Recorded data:
----
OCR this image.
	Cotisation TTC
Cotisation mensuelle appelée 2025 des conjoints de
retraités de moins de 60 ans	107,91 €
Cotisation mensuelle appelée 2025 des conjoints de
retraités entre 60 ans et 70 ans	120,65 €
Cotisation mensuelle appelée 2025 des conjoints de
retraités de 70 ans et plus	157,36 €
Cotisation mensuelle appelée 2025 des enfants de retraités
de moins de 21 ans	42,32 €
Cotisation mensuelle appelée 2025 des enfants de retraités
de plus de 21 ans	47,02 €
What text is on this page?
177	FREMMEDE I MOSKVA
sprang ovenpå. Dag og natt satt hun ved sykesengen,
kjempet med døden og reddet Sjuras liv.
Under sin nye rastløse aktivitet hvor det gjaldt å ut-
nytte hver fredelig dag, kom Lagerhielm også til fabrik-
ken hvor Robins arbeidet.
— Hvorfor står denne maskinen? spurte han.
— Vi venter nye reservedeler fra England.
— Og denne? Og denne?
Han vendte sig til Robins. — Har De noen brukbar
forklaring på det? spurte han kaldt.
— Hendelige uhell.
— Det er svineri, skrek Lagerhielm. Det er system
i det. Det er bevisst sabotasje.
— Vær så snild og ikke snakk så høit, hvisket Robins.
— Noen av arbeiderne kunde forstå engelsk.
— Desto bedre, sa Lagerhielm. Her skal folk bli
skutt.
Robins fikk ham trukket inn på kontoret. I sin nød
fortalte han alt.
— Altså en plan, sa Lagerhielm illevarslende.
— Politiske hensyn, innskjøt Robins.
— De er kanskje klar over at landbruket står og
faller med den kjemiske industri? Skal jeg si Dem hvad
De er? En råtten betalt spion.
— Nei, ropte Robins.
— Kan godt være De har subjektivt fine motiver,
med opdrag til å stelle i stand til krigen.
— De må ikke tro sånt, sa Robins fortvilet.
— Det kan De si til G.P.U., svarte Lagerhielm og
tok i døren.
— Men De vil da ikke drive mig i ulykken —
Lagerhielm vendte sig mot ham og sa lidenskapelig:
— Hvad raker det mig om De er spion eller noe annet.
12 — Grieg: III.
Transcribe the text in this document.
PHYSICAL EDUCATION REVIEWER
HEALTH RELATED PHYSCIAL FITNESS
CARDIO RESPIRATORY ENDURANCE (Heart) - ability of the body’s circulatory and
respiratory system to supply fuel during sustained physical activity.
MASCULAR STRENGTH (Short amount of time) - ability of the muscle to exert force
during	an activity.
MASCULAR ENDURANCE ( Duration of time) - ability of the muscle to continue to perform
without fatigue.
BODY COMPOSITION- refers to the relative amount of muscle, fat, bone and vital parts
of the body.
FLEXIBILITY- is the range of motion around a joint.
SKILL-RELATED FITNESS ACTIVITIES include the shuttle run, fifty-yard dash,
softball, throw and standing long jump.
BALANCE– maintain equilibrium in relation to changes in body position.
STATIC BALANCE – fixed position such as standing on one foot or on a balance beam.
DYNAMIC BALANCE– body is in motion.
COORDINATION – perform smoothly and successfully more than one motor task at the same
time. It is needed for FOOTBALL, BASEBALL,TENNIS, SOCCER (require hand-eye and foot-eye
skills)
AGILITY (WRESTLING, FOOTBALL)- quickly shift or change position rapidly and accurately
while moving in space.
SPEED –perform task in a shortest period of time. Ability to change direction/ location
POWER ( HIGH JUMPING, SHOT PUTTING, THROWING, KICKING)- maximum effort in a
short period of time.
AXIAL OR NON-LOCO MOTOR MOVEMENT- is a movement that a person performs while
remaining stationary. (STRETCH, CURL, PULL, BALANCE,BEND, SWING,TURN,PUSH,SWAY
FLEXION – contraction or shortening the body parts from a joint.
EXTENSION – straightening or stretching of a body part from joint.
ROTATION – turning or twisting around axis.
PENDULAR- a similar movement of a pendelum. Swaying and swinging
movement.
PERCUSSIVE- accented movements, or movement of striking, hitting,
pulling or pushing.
----
Work instructions →
All of the entries should be written out again exactly.

The reply →
OCR this image.
	Cotisation TTC
Cotisation mensuelle appelée 2025 des conjoints de
retraités de moins de 60 ans	107,91 €
Cotisation mensuelle appelée 2025 des conjoints de
retraités entre 60 ans et 70 ans	120,65 €
Cotisation mensuelle appelée 2025 des conjoints de
retraités de 70 ans et plus	157,36 €
Cotisation mensuelle appelée 2025 des enfants de retraités
de moins de 21 ans	42,32 €
Cotisation mensuelle appelée 2025 des enfants de retraités
de plus de 21 ans	47,02 €
What text is on this page?
177	FREMMEDE I MOSKVA
sprang ovenpå. Dag og natt satt hun ved sykesengen,
kjempet med døden og reddet Sjuras liv.
Under sin nye rastløse aktivitet hvor det gjaldt å ut-
nytte hver fredelig dag, kom Lagerhielm også til fabrik-
ken hvor Robins arbeidet.
— Hvorfor står denne maskinen? spurte han.
— Vi venter nye reservedeler fra England.
— Og denne? Og denne?
Han vendte sig til Robins. — Har De noen brukbar
forklaring på det? spurte han kaldt.
— Hendelige uhell.
— Det er svineri, skrek Lagerhielm. Det er system
i det. Det er bevisst sabotasje.
— Vær så snild og ikke snakk så høit, hvisket Robins.
— Noen av arbeiderne kunde forstå engelsk.
— Desto bedre, sa Lagerhielm. Her skal folk bli
skutt.
Robins fikk ham trukket inn på kontoret. I sin nød
fortalte han alt.
— Altså en plan, sa Lagerhielm illevarslende.
— Politiske hensyn, innskjøt Robins.
— De er kanskje klar over at landbruket står og
faller med den kjemiske industri? Skal jeg si Dem hvad
De er? En råtten betalt spion.
— Nei, ropte Robins.
— Kan godt være De har subjektivt fine motiver,
med opdrag til å stelle i stand til krigen.
— De må ikke tro sånt, sa Robins fortvilet.
— Det kan De si til G.P.U., svarte Lagerhielm og
tok i døren.
— Men De vil da ikke drive mig i ulykken —
Lagerhielm vendte sig mot ham og sa lidenskapelig:
— Hvad raker det mig om De er spion eller noe annet.
12 — Grieg: III.
Transcribe the text in this document.
PHYSICAL EDUCATION REVIEWER
HEALTH RELATED PHYSCIAL FITNESS
CARDIO RESPIRATORY ENDURANCE (Heart) - ability of the body’s circulatory and
respiratory system to supply fuel during sustained physical activity.
MASCULAR STRENGTH (Short amount of time) - ability of the muscle to exert force
during	an activity.
MASCULAR ENDURANCE ( Duration of time) - ability of the muscle to continue to perform
without fatigue.
BODY COMPOSITION- refers to the relative amount of muscle, fat, bone and vital parts
of the body.
FLEXIBILITY- is the range of motion around a joint.
SKILL-RELATED FITNESS ACTIVITIES include the shuttle run, fifty-yard dash,
softball, throw and standing long jump.
BALANCE– maintain equilibrium in relation to changes in body position.
STATIC BALANCE – fixed position such as standing on one foot or on a balance beam.
DYNAMIC BALANCE– body is in motion.
COORDINATION – perform smoothly and successfully more than one motor task at the same
time. It is needed for FOOTBALL, BASEBALL,TENNIS, SOCCER (require hand-eye and foot-eye
skills)
AGILITY (WRESTLING, FOOTBALL)- quickly shift or change position rapidly and accurately
while moving in space.
SPEED –perform task in a shortest period of time. Ability to change direction/ location
POWER ( HIGH JUMPING, SHOT PUTTING, THROWING, KICKING)- maximum effort in a
short period of time.
AXIAL OR NON-LOCO MOTOR MOVEMENT- is a movement that a person performs while
remaining stationary. (STRETCH, CURL, PULL, BALANCE,BEND, SWING,TURN,PUSH,SWAY
FLEXION – contraction or shortening the body parts from a joint.
EXTENSION – straightening or stretching of a body part from joint.
ROTATION – turning or twisting around axis.
PENDULAR- a similar movement of a pendelum. Swaying and swinging
movement.
PERCUSSIVE- accented movements, or movement of striking, hitting,
pulling or pushing.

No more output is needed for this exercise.